Figure data in JSON

○ ○ ○ ○ ○

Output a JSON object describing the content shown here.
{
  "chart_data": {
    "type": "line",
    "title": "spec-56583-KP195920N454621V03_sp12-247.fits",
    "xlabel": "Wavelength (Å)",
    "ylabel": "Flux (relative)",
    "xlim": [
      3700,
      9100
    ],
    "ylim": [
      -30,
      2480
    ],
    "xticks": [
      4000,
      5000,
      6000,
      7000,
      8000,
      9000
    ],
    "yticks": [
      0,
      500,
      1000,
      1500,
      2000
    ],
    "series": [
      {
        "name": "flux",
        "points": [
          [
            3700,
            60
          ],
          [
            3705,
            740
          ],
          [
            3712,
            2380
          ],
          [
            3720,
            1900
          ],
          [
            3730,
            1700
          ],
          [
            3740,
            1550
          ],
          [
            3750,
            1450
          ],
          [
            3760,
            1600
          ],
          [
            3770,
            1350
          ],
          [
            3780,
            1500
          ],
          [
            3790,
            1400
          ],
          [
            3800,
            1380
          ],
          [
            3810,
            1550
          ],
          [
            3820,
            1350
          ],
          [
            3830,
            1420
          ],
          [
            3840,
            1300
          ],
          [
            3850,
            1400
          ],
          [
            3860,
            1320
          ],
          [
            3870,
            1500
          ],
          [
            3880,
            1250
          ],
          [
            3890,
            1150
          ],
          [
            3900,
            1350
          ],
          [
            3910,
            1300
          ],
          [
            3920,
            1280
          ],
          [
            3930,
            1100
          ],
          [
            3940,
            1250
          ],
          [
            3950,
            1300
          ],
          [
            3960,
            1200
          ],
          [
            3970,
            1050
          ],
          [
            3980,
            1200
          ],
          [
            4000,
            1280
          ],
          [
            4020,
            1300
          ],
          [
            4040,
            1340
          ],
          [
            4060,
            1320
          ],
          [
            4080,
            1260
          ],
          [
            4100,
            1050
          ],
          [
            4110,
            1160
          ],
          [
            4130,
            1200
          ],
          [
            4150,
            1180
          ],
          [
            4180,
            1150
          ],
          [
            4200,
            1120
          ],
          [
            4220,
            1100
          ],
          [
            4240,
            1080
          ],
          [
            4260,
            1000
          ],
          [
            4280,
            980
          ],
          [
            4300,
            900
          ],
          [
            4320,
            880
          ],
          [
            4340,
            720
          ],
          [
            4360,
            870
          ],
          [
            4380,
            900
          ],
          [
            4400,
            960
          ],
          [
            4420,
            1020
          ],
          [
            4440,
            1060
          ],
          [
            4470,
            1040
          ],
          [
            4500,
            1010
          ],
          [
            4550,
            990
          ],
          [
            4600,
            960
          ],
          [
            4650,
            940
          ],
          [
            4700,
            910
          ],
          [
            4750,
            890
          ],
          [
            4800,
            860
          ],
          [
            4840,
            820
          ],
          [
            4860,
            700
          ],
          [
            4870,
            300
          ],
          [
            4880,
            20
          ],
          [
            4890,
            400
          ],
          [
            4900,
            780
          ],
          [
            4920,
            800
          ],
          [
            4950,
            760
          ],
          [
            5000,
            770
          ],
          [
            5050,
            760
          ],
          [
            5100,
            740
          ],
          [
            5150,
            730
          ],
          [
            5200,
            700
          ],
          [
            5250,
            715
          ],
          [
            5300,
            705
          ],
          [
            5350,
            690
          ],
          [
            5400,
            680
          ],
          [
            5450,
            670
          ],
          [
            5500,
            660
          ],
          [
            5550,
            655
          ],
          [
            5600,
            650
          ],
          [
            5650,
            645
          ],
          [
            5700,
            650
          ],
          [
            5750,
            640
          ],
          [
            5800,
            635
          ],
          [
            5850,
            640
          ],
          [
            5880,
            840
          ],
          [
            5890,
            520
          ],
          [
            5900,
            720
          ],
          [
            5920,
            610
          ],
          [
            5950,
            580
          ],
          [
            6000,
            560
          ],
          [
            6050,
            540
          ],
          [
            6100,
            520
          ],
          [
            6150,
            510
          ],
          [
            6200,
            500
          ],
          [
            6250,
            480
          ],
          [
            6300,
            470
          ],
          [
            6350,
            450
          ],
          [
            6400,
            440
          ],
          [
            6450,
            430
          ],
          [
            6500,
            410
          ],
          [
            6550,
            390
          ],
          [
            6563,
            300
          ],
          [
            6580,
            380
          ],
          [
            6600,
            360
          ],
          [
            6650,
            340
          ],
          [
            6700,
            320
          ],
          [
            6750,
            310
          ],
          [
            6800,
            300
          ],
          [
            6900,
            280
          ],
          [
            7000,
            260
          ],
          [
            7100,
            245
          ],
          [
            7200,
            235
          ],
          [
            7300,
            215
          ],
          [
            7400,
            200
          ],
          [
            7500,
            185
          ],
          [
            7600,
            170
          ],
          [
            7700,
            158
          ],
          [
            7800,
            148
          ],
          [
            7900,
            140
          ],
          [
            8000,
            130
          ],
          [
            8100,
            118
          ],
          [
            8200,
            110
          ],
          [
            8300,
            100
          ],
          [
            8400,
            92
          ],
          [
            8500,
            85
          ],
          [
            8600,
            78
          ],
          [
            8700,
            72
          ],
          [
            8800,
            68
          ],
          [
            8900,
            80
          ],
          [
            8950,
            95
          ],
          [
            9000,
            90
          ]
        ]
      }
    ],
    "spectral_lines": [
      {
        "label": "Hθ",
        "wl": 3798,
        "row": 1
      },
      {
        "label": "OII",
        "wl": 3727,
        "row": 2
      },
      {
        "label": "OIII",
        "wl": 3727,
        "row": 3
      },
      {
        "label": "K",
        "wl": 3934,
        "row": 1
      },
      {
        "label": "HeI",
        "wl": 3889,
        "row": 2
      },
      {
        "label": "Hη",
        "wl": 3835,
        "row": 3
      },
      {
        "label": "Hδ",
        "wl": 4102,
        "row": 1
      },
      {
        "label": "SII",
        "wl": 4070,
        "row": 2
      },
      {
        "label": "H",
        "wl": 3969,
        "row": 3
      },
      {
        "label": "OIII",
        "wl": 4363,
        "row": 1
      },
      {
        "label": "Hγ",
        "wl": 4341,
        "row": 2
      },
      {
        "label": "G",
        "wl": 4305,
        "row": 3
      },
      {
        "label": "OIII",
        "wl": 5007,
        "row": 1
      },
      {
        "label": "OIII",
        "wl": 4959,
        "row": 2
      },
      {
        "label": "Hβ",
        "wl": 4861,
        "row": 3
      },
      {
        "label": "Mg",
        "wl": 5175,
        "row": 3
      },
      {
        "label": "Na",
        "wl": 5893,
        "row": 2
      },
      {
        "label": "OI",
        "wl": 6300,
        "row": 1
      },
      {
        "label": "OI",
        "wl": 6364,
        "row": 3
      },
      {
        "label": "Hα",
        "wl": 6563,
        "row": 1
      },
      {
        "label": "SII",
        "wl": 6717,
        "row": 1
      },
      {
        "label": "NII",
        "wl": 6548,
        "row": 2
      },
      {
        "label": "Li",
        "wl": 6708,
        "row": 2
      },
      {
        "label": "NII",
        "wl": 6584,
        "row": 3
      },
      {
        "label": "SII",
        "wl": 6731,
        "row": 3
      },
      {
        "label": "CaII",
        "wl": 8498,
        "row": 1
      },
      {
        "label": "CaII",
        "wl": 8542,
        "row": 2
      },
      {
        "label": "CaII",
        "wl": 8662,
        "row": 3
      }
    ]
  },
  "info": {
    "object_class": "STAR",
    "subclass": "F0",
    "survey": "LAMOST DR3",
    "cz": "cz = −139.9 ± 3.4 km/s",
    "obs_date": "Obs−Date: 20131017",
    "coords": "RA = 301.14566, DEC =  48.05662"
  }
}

○ ○ ○ ○ ○

### Brief
Each entry above is to be quoted exactly.

### Complete response
Output a JSON object describing the content shown here.
{
  "chart_data": {
    "type": "line",
    "title": "spec-56583-KP195920N454621V03_sp12-247.fits",
    "xlabel": "Wavelength (Å)",
    "ylabel": "Flux (relative)",
    "xlim": [
      3700,
      9100
    ],
    "ylim": [
      -30,
      2480
    ],
    "xticks": [
      4000,
      5000,
      6000,
      7000,
      8000,
      9000
    ],
    "yticks": [
      0,
      500,
      1000,
      1500,
      2000
    ],
    "series": [
      {
        "name": "flux",
        "points": [
          [
            3700,
            60
          ],
          [
            3705,
            740
          ],
          [
            3712,
            2380
          ],
          [
            3720,
            1900
          ],
          [
            3730,
            1700
          ],
          [
            3740,
            1550
          ],
          [
            3750,
            1450
          ],
          [
            3760,
            1600
          ],
          [
            3770,
            1350
          ],
          [
            3780,
            1500
          ],
          [
            3790,
            1400
          ],
          [
            3800,
            1380
          ],
          [
            3810,
            1550
          ],
          [
            3820,
            1350
          ],
          [
            3830,
            1420
          ],
          [
            3840,
            1300
          ],
          [
            3850,
            1400
          ],
          [
            3860,
            1320
          ],
          [
            3870,
            1500
          ],
          [
            3880,
            1250
          ],
          [
            3890,
            1150
          ],
          [
            3900,
            1350
          ],
          [
            3910,
            1300
          ],
          [
            3920,
            1280
          ],
          [
            3930,
            1100
          ],
          [
            3940,
            1250
          ],
          [
            3950,
            1300
          ],
          [
            3960,
            1200
          ],
          [
            3970,
            1050
          ],
          [
            3980,
            1200
          ],
          [
            4000,
            1280
          ],
          [
            4020,
            1300
          ],
          [
            4040,
            1340
          ],
          [
            4060,
            1320
          ],
          [
            4080,
            1260
          ],
          [
            4100,
            1050
          ],
          [
            4110,
            1160
          ],
          [
            4130,
            1200
          ],
          [
            4150,
            1180
          ],
          [
            4180,
            1150
          ],
          [
            4200,
            1120
          ],
          [
            4220,
            1100
          ],
          [
            4240,
            1080
          ],
          [
            4260,
            1000
          ],
          [
            4280,
            980
          ],
          [
            4300,
            900
          ],
          [
            4320,
            880
          ],
          [
            4340,
            720
          ],
          [
            4360,
            870
          ],
          [
            4380,
            900
          ],
          [
            4400,
            960
          ],
          [
            4420,
            1020
          ],
          [
            4440,
            1060
          ],
          [
            4470,
            1040
          ],
          [
            4500,
            1010
          ],
          [
            4550,
            990
          ],
          [
            4600,
            960
          ],
          [
            4650,
            940
          ],
          [
            4700,
            910
          ],
          [
            4750,
            890
          ],
          [
            4800,
            860
          ],
          [
            4840,
            820
          ],
          [
            4860,
            700
          ],
          [
            4870,
            300
          ],
          [
            4880,
            20
          ],
          [
            4890,
            400
          ],
          [
            4900,
            780
          ],
          [
            4920,
            800
          ],
          [
            4950,
            760
          ],
          [
            5000,
            770
          ],
          [
            5050,
            760
          ],
          [
            5100,
            740
          ],
          [
            5150,
            730
          ],
          [
            5200,
            700
          ],
          [
            5250,
            715
          ],
          [
            5300,
            705
          ],
          [
            5350,
            690
          ],
          [
            5400,
            680
          ],
          [
            5450,
            670
          ],
          [
            5500,
            660
          ],
          [
            5550,
            655
          ],
          [
            5600,
            650
          ],
          [
            5650,
            645
          ],
          [
            5700,
            650
          ],
          [
            5750,
            640
          ],
          [
            5800,
            635
          ],
          [
            5850,
            640
          ],
          [
            5880,
            840
          ],
          [
            5890,
            520
          ],
          [
            5900,
            720
          ],
          [
            5920,
            610
          ],
          [
            5950,
            580
          ],
          [
            6000,
            560
          ],
          [
            6050,
            540
          ],
          [
            6100,
            520
          ],
          [
            6150,
            510
          ],
          [
            6200,
            500
          ],
          [
            6250,
            480
          ],
          [
            6300,
            470
          ],
          [
            6350,
            450
          ],
          [
            6400,
            440
          ],
          [
            6450,
            430
          ],
          [
            6500,
            410
          ],
          [
            6550,
            390
          ],
          [
            6563,
            300
          ],
          [
            6580,
            380
          ],
          [
            6600,
            360
          ],
          [
            6650,
            340
          ],
          [
            6700,
            320
          ],
          [
            6750,
            310
          ],
          [
            6800,
            300
          ],
          [
            6900,
            280
          ],
          [
            7000,
            260
          ],
          [
            7100,
            245
          ],
          [
            7200,
            235
          ],
          [
            7300,
            215
          ],
          [
            7400,
            200
          ],
          [
            7500,
            185
          ],
          [
            7600,
            170
          ],
          [
            7700,
            158
          ],
          [
            7800,
            148
          ],
          [
            7900,
            140
          ],
          [
            8000,
            130
          ],
          [
            8100,
            118
          ],
          [
            8200,
            110
          ],
          [
            8300,
            100
          ],
          [
            8400,
            92
          ],
          [
            8500,
            85
          ],
          [
            8600,
            78
          ],
          [
            8700,
            72
          ],
          [
            8800,
            68
          ],
          [
            8900,
            80
          ],
          [
            8950,
            95
          ],
          [
            9000,
            90
          ]
        ]
      }
    ],
    "spectral_lines": [
      {
        "label": "Hθ",
        "wl": 3798,
        "row": 1
      },
      {
        "label": "OII",
        "wl": 3727,
        "row": 2
      },
      {
        "label": "OIII",
        "wl": 3727,
        "row": 3
      },
      {
        "label": "K",
        "wl": 3934,
        "row": 1
      },
      {
        "label": "HeI",
        "wl": 3889,
        "row": 2
      },
      {
        "label": "Hη",
        "wl": 3835,
        "row": 3
      },
      {
        "label": "Hδ",
        "wl": 4102,
        "row": 1
      },
      {
        "label": "SII",
        "wl": 4070,
        "row": 2
      },
      {
        "label": "H",
        "wl": 3969,
        "row": 3
      },
      {
        "label": "OIII",
        "wl": 4363,
        "row": 1
      },
      {
        "label": "Hγ",
        "wl": 4341,
        "row": 2
      },
      {
        "label": "G",
        "wl": 4305,
        "row": 3
      },
      {
        "label": "OIII",
        "wl": 5007,
        "row": 1
      },
      {
        "label": "OIII",
        "wl": 4959,
        "row": 2
      },
      {
        "label": "Hβ",
        "wl": 4861,
        "row": 3
      },
      {
        "label": "Mg",
        "wl": 5175,
        "row": 3
      },
      {
        "label": "Na",
        "wl": 5893,
        "row": 2
      },
      {
        "label": "OI",
        "wl": 6300,
        "row": 1
      },
      {
        "label": "OI",
        "wl": 6364,
        "row": 3
      },
      {
        "label": "Hα",
        "wl": 6563,
        "row": 1
      },
      {
        "label": "SII",
        "wl": 6717,
        "row": 1
      },
      {
        "label": "NII",
        "wl": 6548,
        "row": 2
      },
      {
        "label": "Li",
        "wl": 6708,
        "row": 2
      },
      {
        "label": "NII",
        "wl": 6584,
        "row": 3
      },
      {
        "label": "SII",
        "wl": 6731,
        "row": 3
      },
      {
        "label": "CaII",
        "wl": 8498,
        "row": 1
      },
      {
        "label": "CaII",
        "wl": 8542,
        "row": 2
      },
      {
        "label": "CaII",
        "wl": 8662,
        "row": 3
      }
    ]
  },
  "info": {
    "object_class": "STAR",
    "subclass": "F0",
    "survey": "LAMOST DR3",
    "cz": "cz = −139.9 ± 3.4 km/s",
    "obs_date": "Obs−Date: 20131017",
    "coords": "RA = 301.14566, DEC =  48.05662"
  }
}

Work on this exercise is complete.